[Written request]:
Return a copy of every line in the records that includes the word "相对天然钻折扣".

--------------------------------

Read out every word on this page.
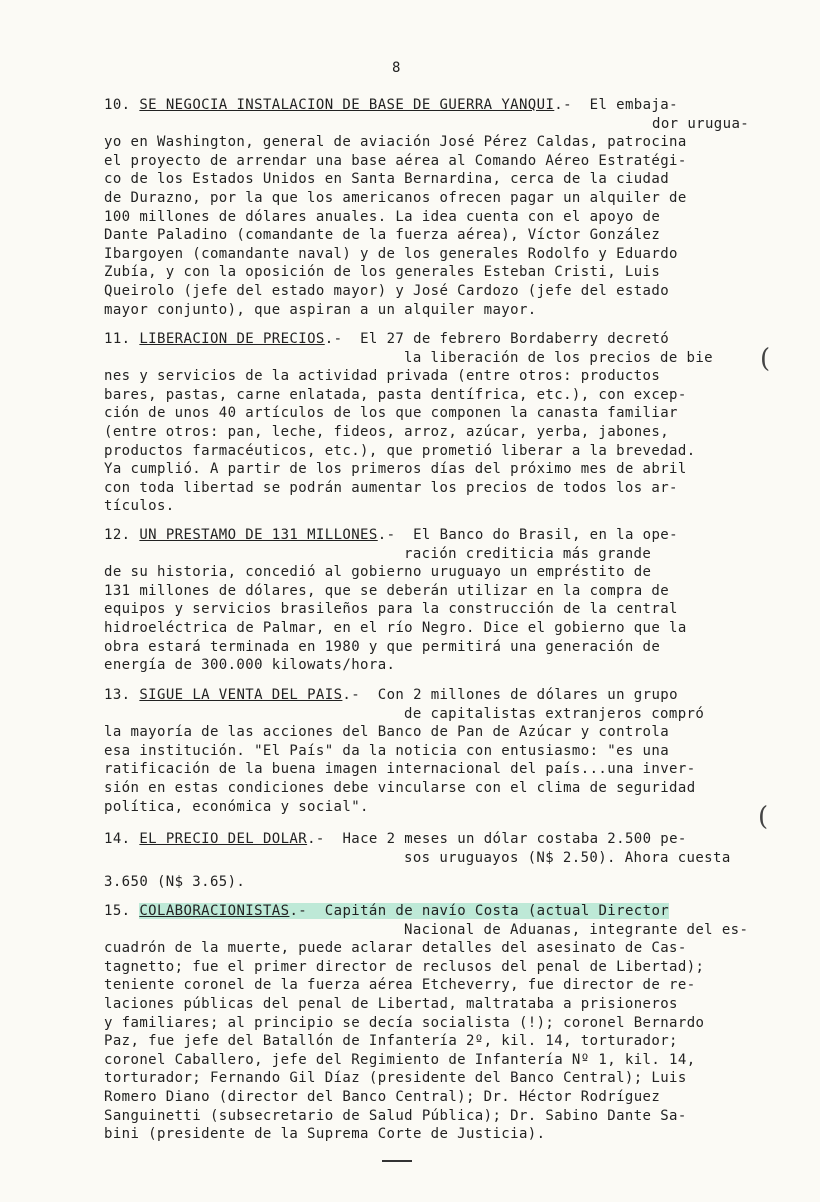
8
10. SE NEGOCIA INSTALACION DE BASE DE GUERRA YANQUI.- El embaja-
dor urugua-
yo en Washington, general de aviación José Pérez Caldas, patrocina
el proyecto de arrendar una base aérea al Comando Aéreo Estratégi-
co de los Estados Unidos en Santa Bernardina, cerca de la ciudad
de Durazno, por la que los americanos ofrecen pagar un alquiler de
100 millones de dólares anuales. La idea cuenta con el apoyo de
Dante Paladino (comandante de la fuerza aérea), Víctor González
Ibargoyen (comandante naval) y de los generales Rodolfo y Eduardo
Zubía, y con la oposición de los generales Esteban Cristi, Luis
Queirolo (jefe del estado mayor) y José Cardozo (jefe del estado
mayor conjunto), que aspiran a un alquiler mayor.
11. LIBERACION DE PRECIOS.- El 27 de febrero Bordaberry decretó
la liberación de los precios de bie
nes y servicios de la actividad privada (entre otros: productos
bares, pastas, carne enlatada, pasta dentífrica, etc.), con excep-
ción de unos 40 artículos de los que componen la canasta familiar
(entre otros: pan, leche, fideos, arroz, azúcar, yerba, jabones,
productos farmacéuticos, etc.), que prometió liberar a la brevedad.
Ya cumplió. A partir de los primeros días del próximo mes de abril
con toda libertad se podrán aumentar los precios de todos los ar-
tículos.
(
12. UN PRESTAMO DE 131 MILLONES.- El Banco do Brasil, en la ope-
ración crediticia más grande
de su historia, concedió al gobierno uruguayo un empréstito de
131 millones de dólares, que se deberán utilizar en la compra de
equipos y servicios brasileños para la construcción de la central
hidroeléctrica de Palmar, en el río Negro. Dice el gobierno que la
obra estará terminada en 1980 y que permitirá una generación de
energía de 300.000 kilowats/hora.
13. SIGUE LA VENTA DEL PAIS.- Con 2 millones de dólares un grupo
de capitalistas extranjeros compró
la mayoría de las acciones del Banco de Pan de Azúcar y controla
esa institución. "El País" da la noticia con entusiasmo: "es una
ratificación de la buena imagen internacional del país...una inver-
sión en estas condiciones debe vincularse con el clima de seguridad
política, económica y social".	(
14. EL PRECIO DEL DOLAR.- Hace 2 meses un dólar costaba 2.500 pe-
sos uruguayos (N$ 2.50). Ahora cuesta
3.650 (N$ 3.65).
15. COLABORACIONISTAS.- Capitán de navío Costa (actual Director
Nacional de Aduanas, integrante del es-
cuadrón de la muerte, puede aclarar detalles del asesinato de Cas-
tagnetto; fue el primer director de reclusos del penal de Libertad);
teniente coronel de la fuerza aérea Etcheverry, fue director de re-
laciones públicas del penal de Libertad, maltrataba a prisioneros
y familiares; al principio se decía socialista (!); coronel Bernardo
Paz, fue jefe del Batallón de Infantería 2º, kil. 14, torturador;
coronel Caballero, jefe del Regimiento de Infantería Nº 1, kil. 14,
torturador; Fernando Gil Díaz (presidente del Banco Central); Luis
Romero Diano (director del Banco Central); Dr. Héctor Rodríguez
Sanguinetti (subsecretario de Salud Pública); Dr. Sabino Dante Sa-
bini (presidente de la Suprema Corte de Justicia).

--------------------------------

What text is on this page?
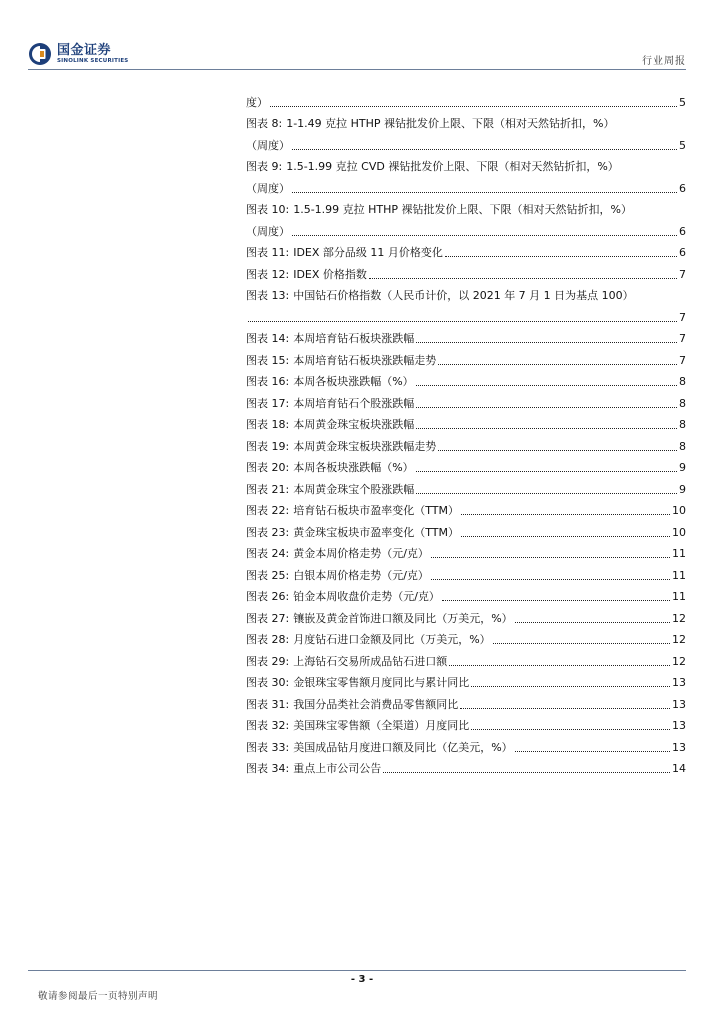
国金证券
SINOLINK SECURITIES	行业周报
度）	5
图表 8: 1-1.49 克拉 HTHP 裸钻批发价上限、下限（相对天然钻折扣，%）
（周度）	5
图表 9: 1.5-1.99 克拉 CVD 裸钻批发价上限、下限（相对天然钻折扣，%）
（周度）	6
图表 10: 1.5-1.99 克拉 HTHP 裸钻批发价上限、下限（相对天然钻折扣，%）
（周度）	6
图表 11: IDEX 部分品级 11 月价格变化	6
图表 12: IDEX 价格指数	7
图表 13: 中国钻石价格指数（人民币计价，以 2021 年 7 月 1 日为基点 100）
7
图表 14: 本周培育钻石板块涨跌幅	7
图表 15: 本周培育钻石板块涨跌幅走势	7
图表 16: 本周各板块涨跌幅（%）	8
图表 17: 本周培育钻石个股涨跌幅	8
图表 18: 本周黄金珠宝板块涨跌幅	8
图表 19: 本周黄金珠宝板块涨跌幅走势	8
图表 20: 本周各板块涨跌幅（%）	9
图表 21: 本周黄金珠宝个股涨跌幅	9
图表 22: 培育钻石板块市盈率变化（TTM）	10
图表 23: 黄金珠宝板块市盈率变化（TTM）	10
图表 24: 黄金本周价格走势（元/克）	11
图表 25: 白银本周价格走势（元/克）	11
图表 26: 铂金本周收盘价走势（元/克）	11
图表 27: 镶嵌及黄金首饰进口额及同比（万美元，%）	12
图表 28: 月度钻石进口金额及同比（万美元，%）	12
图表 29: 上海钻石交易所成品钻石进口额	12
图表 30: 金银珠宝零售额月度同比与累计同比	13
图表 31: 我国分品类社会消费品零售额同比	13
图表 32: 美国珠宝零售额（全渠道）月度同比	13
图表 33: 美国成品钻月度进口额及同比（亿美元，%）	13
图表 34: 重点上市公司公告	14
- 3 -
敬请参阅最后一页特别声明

--------------------------------

[Exercise result]:
图表 8: 1-1.49 克拉 HTHP 裸钻批发价上限、下限（相对天然钻折扣，%）
图表 9: 1.5-1.99 克拉 CVD 裸钻批发价上限、下限（相对天然钻折扣，%）
图表 10: 1.5-1.99 克拉 HTHP 裸钻批发价上限、下限（相对天然钻折扣，%）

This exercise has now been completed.